Work to do: A faithful transcription of all the data is required.

Records for the exercise:
= = = = =

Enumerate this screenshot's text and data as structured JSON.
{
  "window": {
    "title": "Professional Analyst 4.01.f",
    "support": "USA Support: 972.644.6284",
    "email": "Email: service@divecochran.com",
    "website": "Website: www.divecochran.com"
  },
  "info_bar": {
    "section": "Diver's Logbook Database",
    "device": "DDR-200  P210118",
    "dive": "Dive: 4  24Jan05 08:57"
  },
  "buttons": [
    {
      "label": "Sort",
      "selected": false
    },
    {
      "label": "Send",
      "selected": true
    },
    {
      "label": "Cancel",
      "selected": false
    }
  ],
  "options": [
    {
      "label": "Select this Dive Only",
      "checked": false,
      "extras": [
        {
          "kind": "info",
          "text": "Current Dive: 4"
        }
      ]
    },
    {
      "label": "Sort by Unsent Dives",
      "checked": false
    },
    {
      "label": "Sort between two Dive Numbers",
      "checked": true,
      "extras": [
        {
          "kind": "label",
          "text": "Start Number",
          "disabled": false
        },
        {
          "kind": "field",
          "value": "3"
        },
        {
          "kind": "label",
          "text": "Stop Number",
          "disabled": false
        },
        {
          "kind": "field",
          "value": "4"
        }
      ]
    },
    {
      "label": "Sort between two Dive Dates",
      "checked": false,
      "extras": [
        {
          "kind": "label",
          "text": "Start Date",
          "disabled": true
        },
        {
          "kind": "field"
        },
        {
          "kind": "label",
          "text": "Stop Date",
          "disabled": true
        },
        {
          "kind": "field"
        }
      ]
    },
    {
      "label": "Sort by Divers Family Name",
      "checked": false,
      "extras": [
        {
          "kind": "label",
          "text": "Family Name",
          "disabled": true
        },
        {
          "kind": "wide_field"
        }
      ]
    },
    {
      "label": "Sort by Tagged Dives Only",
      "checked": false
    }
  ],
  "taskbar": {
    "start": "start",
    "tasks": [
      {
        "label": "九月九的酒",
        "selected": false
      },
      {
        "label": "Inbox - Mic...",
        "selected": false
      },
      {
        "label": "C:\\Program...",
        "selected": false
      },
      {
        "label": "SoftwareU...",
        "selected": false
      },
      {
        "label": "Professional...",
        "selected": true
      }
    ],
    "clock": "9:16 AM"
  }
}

= = = = =

Solved problem:
Enumerate this screenshot's text and data as structured JSON.
{
  "window": {
    "title": "Professional Analyst 4.01.f",
    "support": "USA Support: 972.644.6284",
    "email": "Email: service@divecochran.com",
    "website": "Website: www.divecochran.com"
  },
  "info_bar": {
    "section": "Diver's Logbook Database",
    "device": "DDR-200  P210118",
    "dive": "Dive: 4  24Jan05 08:57"
  },
  "buttons": [
    {
      "label": "Sort",
      "selected": false
    },
    {
      "label": "Send",
      "selected": true
    },
    {
      "label": "Cancel",
      "selected": false
    }
  ],
  "options": [
    {
      "label": "Select this Dive Only",
      "checked": false,
      "extras": [
        {
          "kind": "info",
          "text": "Current Dive: 4"
        }
      ]
    },
    {
      "label": "Sort by Unsent Dives",
      "checked": false
    },
    {
      "label": "Sort between two Dive Numbers",
      "checked": true,
      "extras": [
        {
          "kind": "label",
          "text": "Start Number",
          "disabled": false
        },
        {
          "kind": "field",
          "value": "3"
        },
        {
          "kind": "label",
          "text": "Stop Number",
          "disabled": false
        },
        {
          "kind": "field",
          "value": "4"
        }
      ]
    },
    {
      "label": "Sort between two Dive Dates",
      "checked": false,
      "extras": [
        {
          "kind": "label",
          "text": "Start Date",
          "disabled": true
        },
        {
          "kind": "field"
        },
        {
          "kind": "label",
          "text": "Stop Date",
          "disabled": true
        },
        {
          "kind": "field"
        }
      ]
    },
    {
      "label": "Sort by Divers Family Name",
      "checked": false,
      "extras": [
        {
          "kind": "label",
          "text": "Family Name",
          "disabled": true
        },
        {
          "kind": "wide_field"
        }
      ]
    },
    {
      "label": "Sort by Tagged Dives Only",
      "checked": false
    }
  ],
  "taskbar": {
    "start": "start",
    "tasks": [
      {
        "label": "九月九的酒",
        "selected": false
      },
      {
        "label": "Inbox - Mic...",
        "selected": false
      },
      {
        "label": "C:\\Program...",
        "selected": false
      },
      {
        "label": "SoftwareU...",
        "selected": false
      },
      {
        "label": "Professional...",
        "selected": true
      }
    ],
    "clock": "9:16 AM"
  }
}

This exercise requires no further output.